§ Challenge:
Find and copy every line in the records that includes the string "面部肌肤刺激状态改善".

§ Extracted data:

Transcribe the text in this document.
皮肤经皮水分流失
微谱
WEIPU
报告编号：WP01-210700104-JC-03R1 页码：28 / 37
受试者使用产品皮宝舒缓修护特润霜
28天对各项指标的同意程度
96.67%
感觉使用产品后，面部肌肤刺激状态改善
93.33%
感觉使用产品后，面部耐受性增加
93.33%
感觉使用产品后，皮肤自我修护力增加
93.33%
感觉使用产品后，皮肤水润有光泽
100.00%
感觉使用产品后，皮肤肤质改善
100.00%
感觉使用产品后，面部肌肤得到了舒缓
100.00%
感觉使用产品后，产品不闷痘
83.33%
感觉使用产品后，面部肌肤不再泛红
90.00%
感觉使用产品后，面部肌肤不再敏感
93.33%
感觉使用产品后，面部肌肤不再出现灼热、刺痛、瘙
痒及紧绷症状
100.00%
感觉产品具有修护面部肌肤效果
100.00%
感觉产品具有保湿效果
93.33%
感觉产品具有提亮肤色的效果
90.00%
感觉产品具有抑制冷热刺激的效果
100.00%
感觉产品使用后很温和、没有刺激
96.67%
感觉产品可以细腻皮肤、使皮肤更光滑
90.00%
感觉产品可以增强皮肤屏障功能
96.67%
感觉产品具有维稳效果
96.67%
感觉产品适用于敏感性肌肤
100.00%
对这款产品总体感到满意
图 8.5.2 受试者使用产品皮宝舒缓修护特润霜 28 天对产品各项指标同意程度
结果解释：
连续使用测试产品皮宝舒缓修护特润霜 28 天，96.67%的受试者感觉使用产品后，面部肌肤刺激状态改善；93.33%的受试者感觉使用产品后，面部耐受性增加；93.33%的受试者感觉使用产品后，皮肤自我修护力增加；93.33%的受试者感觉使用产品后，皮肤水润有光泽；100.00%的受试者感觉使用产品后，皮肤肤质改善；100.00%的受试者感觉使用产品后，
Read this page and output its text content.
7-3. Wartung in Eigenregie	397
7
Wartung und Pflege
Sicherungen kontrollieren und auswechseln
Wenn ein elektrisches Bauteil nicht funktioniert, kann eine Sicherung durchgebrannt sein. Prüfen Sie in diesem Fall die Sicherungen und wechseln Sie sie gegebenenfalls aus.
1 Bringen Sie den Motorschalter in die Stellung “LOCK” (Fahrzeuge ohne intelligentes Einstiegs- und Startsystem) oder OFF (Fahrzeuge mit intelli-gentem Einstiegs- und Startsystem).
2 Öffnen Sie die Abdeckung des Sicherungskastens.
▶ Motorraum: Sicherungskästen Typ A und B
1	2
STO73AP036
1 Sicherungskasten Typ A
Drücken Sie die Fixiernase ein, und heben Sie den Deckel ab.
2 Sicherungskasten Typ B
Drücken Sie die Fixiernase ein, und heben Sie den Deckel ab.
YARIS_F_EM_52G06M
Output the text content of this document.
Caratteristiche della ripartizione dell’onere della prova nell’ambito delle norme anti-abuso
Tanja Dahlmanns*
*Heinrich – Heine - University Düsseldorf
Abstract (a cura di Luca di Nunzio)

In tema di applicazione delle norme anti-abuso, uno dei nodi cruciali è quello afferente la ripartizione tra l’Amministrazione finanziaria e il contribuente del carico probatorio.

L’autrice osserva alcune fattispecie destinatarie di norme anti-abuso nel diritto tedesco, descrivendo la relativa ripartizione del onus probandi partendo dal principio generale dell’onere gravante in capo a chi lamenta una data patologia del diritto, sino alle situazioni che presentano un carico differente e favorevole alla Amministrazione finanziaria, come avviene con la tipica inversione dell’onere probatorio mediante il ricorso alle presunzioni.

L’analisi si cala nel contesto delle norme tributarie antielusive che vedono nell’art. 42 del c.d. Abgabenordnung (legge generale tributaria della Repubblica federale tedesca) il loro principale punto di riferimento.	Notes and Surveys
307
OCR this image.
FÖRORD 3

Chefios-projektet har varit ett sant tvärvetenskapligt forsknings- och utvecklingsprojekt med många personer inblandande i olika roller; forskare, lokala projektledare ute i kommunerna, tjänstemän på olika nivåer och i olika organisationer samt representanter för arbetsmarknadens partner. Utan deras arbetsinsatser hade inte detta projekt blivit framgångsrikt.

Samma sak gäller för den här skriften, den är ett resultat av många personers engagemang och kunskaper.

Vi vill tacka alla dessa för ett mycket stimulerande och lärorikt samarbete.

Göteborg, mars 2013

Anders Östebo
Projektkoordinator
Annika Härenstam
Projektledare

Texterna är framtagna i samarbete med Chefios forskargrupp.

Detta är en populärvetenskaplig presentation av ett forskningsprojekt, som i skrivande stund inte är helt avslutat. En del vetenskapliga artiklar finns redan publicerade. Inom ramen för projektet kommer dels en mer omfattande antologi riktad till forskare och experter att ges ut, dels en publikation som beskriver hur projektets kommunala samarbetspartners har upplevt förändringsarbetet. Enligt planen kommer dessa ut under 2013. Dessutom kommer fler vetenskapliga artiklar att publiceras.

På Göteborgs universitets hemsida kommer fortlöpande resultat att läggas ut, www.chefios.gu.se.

§ The solution:
感觉使用产品后，面部肌肤刺激状态改善
连续使用测试产品皮宝舒缓修护特润霜 28 天，96.67%的受试者感觉使用产品后，面部肌肤刺激状态改善；93.33%的受试者感觉使用产品后，面部耐受性增加；93.33%的受试者感觉使用产品后，皮肤自我修护力增加；93.33%的受试者感觉使用产品后，皮肤水润有光泽；100.00%的受试者感觉使用产品后，皮肤肤质改善；100.00%的受试者感觉使用产品后，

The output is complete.